INSTRUCTIONS TO FOLLOW. Pick every line from the data that holds the word "name".

===============

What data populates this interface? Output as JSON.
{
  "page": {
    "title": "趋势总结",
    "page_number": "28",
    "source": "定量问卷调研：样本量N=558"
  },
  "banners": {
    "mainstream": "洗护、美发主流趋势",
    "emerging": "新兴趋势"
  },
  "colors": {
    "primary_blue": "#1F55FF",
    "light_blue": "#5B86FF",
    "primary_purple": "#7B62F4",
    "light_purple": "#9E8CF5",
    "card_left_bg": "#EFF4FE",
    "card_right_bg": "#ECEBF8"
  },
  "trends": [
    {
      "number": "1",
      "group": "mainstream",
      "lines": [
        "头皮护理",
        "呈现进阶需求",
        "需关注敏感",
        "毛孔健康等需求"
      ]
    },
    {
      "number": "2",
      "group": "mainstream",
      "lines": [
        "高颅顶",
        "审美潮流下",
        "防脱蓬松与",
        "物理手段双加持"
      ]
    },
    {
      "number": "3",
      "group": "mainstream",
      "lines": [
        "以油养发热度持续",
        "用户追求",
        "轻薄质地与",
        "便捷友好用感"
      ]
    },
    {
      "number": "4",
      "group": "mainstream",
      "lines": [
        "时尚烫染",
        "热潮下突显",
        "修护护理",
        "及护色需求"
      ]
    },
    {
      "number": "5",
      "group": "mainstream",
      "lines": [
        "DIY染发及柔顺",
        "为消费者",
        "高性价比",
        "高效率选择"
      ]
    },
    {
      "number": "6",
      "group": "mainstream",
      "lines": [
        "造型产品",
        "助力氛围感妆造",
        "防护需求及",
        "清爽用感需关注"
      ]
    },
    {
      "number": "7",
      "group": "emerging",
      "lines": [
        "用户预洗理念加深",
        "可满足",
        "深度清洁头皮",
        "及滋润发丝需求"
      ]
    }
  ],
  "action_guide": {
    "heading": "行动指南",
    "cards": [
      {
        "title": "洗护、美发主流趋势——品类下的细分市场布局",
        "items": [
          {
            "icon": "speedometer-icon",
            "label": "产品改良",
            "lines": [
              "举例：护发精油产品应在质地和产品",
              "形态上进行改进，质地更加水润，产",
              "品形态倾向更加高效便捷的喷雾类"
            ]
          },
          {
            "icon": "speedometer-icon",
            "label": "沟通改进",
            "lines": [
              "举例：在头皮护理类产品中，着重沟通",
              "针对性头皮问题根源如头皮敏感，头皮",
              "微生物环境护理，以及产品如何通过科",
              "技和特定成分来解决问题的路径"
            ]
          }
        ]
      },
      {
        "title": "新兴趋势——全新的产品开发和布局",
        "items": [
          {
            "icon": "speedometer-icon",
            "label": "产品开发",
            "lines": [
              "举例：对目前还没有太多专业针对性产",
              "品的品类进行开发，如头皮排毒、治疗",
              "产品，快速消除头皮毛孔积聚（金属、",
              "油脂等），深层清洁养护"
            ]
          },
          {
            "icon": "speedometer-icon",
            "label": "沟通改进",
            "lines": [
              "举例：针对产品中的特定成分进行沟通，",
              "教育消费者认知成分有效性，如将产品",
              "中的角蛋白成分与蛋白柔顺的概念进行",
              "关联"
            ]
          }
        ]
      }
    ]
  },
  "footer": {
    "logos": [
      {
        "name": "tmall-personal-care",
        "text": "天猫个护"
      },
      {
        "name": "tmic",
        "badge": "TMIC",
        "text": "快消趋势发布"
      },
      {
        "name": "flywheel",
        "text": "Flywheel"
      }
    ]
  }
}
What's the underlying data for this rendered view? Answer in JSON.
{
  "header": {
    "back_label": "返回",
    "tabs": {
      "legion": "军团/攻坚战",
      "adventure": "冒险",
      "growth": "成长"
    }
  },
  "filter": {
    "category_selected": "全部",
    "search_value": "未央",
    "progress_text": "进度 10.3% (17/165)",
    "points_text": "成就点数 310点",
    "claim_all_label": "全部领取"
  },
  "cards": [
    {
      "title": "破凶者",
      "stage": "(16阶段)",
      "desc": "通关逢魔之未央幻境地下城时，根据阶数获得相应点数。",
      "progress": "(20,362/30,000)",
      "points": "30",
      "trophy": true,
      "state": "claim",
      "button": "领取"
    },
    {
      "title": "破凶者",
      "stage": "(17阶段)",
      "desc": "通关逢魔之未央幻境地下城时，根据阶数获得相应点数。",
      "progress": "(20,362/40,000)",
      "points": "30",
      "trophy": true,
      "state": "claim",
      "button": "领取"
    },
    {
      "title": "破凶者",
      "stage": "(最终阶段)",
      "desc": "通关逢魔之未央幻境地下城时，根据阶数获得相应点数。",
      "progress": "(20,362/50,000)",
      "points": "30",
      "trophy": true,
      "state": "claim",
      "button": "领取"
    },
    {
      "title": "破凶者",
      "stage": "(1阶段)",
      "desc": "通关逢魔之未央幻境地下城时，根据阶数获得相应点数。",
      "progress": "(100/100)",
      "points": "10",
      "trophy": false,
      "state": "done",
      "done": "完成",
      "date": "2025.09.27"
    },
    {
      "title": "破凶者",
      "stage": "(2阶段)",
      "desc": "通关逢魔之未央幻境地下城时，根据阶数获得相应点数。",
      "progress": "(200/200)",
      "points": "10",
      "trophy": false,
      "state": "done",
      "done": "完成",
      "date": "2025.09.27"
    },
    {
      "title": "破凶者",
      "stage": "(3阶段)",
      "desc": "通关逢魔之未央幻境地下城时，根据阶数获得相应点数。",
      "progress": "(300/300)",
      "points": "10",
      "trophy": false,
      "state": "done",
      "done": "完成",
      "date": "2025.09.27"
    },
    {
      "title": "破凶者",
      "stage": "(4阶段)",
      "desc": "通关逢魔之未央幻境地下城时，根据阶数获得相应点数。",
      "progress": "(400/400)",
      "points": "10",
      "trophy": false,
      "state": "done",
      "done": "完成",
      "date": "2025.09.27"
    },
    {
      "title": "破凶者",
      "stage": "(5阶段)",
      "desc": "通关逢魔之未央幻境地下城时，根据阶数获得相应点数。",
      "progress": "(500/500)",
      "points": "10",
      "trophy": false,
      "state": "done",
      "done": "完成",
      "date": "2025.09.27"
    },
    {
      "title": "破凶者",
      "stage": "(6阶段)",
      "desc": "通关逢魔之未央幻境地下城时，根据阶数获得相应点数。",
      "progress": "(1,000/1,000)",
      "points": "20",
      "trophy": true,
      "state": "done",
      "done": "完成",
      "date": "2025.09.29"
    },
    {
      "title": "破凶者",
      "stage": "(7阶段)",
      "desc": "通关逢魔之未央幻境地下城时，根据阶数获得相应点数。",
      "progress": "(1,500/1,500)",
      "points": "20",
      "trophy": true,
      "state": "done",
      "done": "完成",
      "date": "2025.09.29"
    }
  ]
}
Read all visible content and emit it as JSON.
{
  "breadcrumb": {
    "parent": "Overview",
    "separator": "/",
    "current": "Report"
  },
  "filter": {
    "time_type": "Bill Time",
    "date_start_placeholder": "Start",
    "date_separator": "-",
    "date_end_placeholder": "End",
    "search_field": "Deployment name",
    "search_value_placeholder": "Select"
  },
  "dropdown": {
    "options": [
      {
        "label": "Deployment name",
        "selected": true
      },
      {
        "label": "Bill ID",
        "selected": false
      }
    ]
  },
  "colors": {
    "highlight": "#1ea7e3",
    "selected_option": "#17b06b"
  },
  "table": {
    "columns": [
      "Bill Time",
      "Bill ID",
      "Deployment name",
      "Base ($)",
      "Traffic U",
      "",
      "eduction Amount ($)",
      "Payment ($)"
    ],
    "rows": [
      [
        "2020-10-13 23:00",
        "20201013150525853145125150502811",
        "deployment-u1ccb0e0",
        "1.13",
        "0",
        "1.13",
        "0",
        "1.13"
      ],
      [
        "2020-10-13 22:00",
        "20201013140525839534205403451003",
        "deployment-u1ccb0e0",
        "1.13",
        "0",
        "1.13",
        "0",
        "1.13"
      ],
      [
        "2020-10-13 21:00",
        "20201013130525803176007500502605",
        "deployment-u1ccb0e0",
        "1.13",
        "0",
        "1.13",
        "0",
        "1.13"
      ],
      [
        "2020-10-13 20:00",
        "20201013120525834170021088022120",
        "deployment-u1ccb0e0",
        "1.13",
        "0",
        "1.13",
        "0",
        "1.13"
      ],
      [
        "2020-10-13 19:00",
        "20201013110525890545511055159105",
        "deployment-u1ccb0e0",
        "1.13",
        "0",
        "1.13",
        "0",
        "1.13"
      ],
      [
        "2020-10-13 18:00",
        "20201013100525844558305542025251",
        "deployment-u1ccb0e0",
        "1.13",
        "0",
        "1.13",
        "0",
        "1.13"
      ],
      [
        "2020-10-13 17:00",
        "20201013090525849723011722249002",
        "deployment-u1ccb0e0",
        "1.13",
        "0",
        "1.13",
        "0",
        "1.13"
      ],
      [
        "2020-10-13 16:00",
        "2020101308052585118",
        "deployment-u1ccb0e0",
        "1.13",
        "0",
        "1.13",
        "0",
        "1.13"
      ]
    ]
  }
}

===============

RESPONSE TO THE TASK.
        "name": "tmall-personal-care",
        "name": "tmic",
        "name": "flywheel",
    "search_field": "Deployment name",
        "label": "Deployment name",
      "Deployment name",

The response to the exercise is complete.